Information supplied:
_ _ _ _ _ _ _
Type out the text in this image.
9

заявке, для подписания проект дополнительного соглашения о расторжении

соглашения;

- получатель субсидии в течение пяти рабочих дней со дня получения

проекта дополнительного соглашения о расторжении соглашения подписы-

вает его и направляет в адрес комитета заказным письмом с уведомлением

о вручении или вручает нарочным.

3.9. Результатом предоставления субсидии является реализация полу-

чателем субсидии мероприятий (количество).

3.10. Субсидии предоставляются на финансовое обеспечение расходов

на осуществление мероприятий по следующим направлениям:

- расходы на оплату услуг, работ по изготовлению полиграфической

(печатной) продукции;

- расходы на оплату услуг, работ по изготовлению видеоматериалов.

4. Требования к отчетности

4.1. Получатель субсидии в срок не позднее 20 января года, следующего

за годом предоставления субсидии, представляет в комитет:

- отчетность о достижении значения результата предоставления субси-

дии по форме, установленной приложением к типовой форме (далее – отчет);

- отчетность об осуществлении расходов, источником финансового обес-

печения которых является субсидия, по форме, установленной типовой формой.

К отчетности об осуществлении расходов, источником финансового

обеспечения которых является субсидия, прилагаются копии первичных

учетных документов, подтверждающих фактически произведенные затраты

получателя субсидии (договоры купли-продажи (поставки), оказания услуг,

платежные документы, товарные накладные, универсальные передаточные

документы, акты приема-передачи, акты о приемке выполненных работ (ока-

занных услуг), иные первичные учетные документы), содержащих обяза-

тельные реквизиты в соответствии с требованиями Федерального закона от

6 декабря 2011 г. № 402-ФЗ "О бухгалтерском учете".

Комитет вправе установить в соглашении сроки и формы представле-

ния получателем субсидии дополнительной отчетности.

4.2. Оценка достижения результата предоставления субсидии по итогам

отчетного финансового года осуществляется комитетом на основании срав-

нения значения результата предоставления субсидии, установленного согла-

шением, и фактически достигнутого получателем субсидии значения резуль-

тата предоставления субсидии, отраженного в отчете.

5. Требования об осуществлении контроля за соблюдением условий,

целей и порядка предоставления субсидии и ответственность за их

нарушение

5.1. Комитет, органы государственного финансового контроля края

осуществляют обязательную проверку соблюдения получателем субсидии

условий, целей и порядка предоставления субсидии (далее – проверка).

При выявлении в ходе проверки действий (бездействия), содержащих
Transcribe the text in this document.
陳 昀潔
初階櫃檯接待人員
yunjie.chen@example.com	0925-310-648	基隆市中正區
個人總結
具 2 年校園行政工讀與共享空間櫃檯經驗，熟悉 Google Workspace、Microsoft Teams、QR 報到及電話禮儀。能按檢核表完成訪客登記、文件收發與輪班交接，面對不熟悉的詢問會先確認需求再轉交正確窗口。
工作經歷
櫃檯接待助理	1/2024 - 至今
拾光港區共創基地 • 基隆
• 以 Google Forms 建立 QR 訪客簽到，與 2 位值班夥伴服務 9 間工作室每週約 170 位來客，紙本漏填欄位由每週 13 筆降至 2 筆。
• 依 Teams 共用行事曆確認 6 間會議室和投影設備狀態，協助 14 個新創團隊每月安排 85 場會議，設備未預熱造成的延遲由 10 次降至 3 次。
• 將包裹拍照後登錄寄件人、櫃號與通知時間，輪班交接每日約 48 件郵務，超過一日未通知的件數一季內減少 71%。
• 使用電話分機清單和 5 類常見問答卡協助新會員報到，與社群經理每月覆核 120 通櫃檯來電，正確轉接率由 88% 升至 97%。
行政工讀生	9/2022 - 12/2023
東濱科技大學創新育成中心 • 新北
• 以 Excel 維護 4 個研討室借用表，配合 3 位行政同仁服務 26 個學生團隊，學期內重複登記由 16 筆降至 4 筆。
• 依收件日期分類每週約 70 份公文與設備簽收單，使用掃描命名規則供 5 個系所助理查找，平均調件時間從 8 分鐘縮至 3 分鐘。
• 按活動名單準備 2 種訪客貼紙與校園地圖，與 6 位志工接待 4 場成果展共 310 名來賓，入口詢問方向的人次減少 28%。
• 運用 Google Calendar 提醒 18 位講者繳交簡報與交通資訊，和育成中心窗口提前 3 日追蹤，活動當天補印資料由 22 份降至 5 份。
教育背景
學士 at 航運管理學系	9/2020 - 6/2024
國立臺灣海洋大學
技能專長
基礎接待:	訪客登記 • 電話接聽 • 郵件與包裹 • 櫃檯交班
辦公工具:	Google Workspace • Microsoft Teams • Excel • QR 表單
_ _ _ _ _ _ _
Exercise requirements: Check every line for "мероприятий" and show the ones that have it.

Solution to this problem:
чателем субсидии мероприятий (количество).
на осуществление мероприятий по следующим направлениям:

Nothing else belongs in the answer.